SET PROBLEM
Identify every line in the records below that contains the word "JSON", and reproduce each one.

ENTRIES SHOWN
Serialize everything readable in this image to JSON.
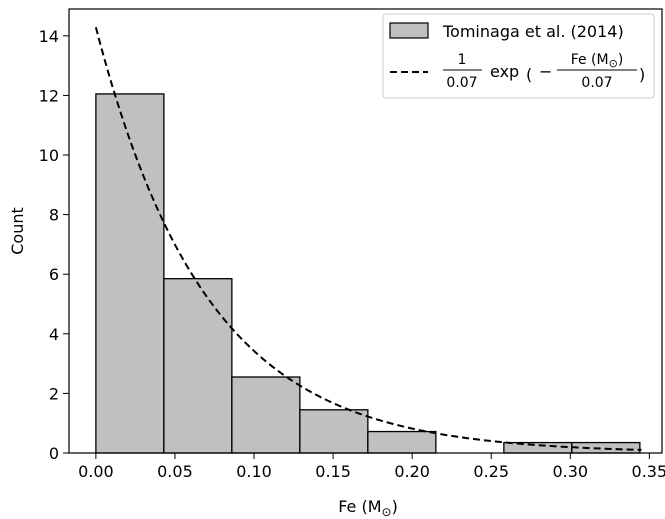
{
  "chart_data": {
    "type": "bar",
    "subtype": "histogram",
    "xlabel": "Fe (M",
    "xlabel_sub": "⊙",
    "xlabel_close": ")",
    "ylabel": "Count",
    "xlim": [
      -0.017,
      0.358
    ],
    "ylim": [
      0,
      14.9
    ],
    "xticks": [
      0.0,
      0.05,
      0.1,
      0.15,
      0.2,
      0.25,
      0.3,
      0.35
    ],
    "xtick_labels": [
      "0.00",
      "0.05",
      "0.10",
      "0.15",
      "0.20",
      "0.25",
      "0.30",
      "0.35"
    ],
    "yticks": [
      0,
      2,
      4,
      6,
      8,
      10,
      12,
      14
    ],
    "ytick_labels": [
      "0",
      "2",
      "4",
      "6",
      "8",
      "10",
      "12",
      "14"
    ],
    "grid": false,
    "legend_position": "top-right",
    "bins": [
      {
        "x0": 0.0,
        "x1": 0.043,
        "count": 12.05
      },
      {
        "x0": 0.043,
        "x1": 0.086,
        "count": 5.85
      },
      {
        "x0": 0.086,
        "x1": 0.129,
        "count": 2.55
      },
      {
        "x0": 0.129,
        "x1": 0.172,
        "count": 1.45
      },
      {
        "x0": 0.172,
        "x1": 0.215,
        "count": 0.72
      },
      {
        "x0": 0.215,
        "x1": 0.258,
        "count": 0.0
      },
      {
        "x0": 0.258,
        "x1": 0.301,
        "count": 0.35
      },
      {
        "x0": 0.301,
        "x1": 0.344,
        "count": 0.35
      }
    ],
    "series": [
      {
        "name": "Tominaga et al. (2014)",
        "kind": "histogram",
        "color": "#c0c0c0",
        "edge_color": "#000000"
      },
      {
        "kind": "dashed-line",
        "color": "#000000",
        "scale": 1.0,
        "tau": 0.07,
        "x_range": [
          0.0,
          0.345
        ]
      }
    ],
    "legend": {
      "hist_label": "Tominaga et al. (2014)",
      "curve": {
        "frac_num": "1",
        "frac_den": "0.07",
        "exp": "exp",
        "minus": "−",
        "inner_num": "Fe (M",
        "inner_sub": "⊙",
        "inner_close": ")",
        "inner_den": "0.07",
        "open_paren": "(",
        "close_paren": ")"
      }
    }
  }
}
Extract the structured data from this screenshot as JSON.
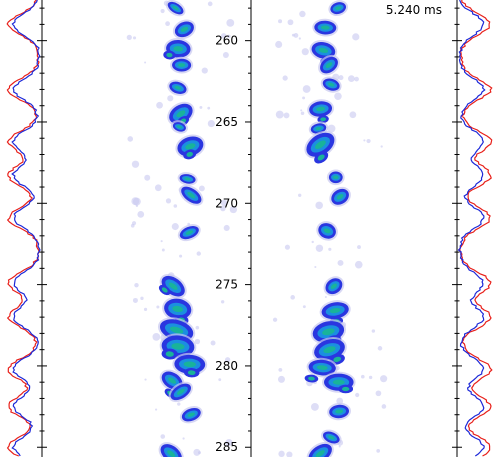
{
  "time_readout": "5.240 ms",
  "y_axis": {
    "min": 257.5,
    "max": 285.6,
    "ticks": [
      260,
      265,
      270,
      275,
      280,
      285
    ],
    "tick_labels": [
      "260",
      "265",
      "270",
      "275",
      "280",
      "285"
    ]
  },
  "colors": {
    "trace_red": "#e8201a",
    "trace_blue": "#1c28d8",
    "blob_outer": "#2a36e0",
    "blob_mid": "#1b8fe0",
    "blob_core": "#19b39a",
    "blob_haze": "#c8c8f0"
  },
  "blobs_left": [
    [
      258.0,
      3
    ],
    [
      259.3,
      4
    ],
    [
      260.5,
      5
    ],
    [
      261.5,
      4
    ],
    [
      262.9,
      4
    ],
    [
      264.5,
      5
    ],
    [
      265.3,
      3
    ],
    [
      266.5,
      6
    ],
    [
      268.5,
      3
    ],
    [
      269.5,
      4
    ],
    [
      271.8,
      4
    ],
    [
      275.1,
      5
    ],
    [
      276.5,
      6
    ],
    [
      277.8,
      7
    ],
    [
      278.8,
      7
    ],
    [
      279.9,
      6
    ],
    [
      280.9,
      5
    ],
    [
      281.6,
      4
    ],
    [
      283.0,
      4
    ],
    [
      285.4,
      5
    ]
  ],
  "blobs_right": [
    [
      258.0,
      3
    ],
    [
      259.2,
      4
    ],
    [
      260.6,
      5
    ],
    [
      261.5,
      4
    ],
    [
      262.7,
      3
    ],
    [
      264.2,
      5
    ],
    [
      265.4,
      3
    ],
    [
      266.4,
      6
    ],
    [
      268.4,
      3
    ],
    [
      269.6,
      4
    ],
    [
      271.7,
      4
    ],
    [
      275.1,
      4
    ],
    [
      276.6,
      5
    ],
    [
      277.9,
      6
    ],
    [
      279.0,
      7
    ],
    [
      280.1,
      5
    ],
    [
      281.0,
      6
    ],
    [
      282.8,
      4
    ],
    [
      284.4,
      3
    ],
    [
      285.4,
      5
    ]
  ],
  "trace_peaks": [
    259.0,
    263.0,
    266.2,
    268.3,
    270.9,
    274.9,
    277.0,
    280.2,
    282.5,
    285.0
  ]
}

TASK RESULT
Serialize everything readable in this image to JSON.
Extract the structured data from this screenshot as JSON.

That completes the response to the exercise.